## What to do
Filter out everything except lines holding "комитете".

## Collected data
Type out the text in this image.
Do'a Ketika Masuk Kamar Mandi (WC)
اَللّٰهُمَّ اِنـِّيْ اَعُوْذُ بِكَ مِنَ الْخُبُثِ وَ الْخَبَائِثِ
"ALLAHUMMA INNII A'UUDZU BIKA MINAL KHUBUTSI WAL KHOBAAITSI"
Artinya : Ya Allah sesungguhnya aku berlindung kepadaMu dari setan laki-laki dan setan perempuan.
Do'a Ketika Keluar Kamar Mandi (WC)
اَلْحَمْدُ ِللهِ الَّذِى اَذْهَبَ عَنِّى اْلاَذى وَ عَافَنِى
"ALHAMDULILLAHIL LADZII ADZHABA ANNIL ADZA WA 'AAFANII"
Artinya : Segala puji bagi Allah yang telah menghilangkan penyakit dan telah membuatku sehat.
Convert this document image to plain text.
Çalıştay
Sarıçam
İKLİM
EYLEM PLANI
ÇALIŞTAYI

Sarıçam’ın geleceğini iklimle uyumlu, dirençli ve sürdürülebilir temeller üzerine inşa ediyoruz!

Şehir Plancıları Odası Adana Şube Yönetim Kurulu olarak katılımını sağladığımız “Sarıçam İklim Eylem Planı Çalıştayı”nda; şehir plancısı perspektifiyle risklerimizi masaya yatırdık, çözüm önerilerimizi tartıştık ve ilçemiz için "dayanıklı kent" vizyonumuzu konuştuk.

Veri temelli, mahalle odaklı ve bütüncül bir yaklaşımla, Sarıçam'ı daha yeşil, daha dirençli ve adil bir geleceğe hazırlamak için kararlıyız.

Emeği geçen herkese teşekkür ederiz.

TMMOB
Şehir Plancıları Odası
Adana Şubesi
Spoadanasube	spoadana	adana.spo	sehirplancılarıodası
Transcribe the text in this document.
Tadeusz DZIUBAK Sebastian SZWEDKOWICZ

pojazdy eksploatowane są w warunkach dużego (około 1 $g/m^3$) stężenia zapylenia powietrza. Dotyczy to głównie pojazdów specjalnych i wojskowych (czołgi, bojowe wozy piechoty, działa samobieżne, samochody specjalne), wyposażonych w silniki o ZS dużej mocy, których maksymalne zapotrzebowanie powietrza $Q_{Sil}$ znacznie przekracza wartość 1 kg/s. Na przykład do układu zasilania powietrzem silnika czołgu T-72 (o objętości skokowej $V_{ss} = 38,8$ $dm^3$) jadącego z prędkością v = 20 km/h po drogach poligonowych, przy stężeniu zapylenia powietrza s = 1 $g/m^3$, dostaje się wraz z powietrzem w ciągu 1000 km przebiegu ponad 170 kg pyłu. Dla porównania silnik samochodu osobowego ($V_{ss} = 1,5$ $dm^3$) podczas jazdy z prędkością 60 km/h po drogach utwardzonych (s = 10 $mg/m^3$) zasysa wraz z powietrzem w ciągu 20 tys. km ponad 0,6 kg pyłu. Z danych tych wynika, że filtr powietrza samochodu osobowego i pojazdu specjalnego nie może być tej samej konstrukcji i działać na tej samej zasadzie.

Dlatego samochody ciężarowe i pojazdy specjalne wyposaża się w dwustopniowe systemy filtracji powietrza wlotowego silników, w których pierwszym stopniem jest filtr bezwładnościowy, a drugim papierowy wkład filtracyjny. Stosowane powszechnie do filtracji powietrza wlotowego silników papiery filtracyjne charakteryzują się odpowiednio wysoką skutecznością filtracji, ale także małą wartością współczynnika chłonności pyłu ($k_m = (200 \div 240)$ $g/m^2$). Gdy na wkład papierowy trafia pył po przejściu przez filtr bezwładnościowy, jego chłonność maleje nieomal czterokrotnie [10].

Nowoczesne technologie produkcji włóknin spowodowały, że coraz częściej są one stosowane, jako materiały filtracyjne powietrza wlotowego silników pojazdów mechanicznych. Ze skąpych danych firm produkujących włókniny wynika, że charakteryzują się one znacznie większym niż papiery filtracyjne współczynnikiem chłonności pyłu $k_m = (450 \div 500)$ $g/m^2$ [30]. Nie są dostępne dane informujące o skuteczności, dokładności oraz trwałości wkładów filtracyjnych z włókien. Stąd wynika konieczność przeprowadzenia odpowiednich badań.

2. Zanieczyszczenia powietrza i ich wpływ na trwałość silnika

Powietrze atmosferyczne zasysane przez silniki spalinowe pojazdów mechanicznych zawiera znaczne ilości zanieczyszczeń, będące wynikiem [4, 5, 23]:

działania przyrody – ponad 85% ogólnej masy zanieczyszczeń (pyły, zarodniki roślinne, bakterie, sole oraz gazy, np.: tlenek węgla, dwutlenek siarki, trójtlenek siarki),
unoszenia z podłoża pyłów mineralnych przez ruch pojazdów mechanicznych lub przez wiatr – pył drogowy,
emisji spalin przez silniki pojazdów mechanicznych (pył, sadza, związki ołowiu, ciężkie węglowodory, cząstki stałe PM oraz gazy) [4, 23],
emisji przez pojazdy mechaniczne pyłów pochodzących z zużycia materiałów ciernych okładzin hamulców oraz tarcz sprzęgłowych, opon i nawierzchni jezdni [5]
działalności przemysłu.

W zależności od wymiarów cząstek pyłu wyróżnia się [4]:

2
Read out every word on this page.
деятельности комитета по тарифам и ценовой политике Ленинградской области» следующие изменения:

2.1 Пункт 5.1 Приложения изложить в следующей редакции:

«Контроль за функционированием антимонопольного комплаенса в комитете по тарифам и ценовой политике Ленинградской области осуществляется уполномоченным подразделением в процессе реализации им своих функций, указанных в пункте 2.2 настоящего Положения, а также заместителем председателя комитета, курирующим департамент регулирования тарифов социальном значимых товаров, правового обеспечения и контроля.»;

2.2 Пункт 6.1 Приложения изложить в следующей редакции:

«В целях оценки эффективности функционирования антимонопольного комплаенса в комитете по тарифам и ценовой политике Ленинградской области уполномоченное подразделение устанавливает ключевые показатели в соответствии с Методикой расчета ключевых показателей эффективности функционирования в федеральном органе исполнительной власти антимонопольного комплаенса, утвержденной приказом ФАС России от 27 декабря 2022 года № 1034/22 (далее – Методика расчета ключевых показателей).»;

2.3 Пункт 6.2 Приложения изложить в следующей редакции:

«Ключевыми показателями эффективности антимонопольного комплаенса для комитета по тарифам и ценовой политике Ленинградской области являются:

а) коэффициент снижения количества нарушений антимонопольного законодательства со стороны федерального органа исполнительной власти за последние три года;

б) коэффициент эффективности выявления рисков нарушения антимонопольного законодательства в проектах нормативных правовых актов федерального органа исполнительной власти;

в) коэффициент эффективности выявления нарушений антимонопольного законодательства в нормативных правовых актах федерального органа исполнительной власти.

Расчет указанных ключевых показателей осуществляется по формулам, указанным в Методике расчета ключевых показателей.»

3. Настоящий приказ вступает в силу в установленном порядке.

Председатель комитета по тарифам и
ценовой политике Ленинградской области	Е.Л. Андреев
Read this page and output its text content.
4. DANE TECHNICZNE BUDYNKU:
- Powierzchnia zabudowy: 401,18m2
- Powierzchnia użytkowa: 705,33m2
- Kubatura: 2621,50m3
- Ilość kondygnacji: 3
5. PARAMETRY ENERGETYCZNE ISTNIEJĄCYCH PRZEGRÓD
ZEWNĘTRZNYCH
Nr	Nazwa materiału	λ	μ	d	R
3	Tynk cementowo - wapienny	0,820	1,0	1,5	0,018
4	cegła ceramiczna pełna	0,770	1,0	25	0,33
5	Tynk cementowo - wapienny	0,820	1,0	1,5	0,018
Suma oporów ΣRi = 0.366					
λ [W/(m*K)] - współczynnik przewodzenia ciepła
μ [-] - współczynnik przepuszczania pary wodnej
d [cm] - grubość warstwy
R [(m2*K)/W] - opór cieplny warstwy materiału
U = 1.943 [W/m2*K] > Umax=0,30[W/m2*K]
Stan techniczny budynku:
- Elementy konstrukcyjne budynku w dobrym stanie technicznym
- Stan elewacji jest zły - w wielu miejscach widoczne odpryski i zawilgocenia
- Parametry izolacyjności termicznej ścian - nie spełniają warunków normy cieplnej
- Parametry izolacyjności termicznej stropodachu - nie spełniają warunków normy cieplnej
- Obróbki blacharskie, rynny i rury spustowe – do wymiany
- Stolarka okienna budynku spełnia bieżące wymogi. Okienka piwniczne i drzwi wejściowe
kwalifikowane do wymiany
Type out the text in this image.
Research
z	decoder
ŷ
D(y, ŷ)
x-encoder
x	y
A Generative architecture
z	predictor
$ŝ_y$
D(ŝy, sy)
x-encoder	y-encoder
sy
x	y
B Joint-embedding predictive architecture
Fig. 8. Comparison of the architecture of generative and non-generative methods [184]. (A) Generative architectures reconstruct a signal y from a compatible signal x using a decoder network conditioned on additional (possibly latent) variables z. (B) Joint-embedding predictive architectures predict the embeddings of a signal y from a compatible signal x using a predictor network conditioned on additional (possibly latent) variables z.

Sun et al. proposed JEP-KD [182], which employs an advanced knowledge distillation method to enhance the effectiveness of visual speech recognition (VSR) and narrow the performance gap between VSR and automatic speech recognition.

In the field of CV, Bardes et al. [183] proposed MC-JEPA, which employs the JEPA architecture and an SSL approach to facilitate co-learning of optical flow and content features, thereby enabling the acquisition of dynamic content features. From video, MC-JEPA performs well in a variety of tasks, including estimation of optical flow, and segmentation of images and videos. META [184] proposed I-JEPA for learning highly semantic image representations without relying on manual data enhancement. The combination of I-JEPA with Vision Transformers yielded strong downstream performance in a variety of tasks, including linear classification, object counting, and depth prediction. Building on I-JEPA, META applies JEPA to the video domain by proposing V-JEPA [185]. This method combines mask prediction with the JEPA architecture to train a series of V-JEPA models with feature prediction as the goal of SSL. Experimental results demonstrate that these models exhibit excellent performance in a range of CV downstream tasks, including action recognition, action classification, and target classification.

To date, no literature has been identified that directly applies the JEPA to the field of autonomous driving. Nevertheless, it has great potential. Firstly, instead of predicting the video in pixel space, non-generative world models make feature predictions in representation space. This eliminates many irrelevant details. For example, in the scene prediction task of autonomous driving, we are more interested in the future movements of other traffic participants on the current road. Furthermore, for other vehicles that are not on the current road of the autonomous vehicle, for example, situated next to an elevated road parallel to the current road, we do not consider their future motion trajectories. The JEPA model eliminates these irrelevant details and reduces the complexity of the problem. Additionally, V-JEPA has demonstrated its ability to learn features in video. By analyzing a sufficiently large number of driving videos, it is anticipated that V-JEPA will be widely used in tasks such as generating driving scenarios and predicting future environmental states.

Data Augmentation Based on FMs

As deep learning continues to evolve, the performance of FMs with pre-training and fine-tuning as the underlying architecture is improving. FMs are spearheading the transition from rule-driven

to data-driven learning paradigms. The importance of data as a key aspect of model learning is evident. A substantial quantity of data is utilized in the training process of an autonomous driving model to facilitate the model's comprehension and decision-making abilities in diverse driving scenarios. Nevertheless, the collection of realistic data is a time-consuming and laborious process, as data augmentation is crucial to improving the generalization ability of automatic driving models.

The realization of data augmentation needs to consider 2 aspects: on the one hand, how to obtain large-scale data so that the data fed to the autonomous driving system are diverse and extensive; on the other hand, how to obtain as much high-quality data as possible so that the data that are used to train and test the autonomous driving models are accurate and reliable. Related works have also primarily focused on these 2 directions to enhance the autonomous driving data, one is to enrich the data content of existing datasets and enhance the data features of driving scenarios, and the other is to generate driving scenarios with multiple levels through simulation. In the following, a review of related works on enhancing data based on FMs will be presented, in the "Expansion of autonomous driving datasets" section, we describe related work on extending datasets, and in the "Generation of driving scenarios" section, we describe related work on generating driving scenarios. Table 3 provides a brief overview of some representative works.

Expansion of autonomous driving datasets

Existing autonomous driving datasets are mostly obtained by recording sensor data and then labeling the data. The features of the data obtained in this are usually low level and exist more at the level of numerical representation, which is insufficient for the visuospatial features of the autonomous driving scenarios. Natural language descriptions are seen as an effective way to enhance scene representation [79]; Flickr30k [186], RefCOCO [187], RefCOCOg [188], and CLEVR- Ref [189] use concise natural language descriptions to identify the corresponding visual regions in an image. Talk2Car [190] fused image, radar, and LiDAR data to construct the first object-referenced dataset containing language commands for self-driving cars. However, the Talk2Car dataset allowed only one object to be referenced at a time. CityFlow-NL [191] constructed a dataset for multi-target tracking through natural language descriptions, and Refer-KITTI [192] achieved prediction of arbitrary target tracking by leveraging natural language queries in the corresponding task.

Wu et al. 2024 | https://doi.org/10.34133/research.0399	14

## Answer for this exercise
«Контроль за функционированием антимонопольного комплаенса в комитете по тарифам и ценовой политике Ленинградской области осуществляется уполномоченным подразделением в процессе реализации им своих функций, указанных в пункте 2.2 настоящего Положения, а также заместителем председателя комитета, курирующим департамент регулирования тарифов социальном значимых товаров, правового обеспечения и контроля.»;
«В целях оценки эффективности функционирования антимонопольного комплаенса в комитете по тарифам и ценовой политике Ленинградской области уполномоченное подразделение устанавливает ключевые показатели в соответствии с Методикой расчета ключевых показателей эффективности функционирования в федеральном органе исполнительной власти антимонопольного комплаенса, утвержденной приказом ФАС России от 27 декабря 2022 года № 1034/22 (далее – Методика расчета ключевых показателей).»;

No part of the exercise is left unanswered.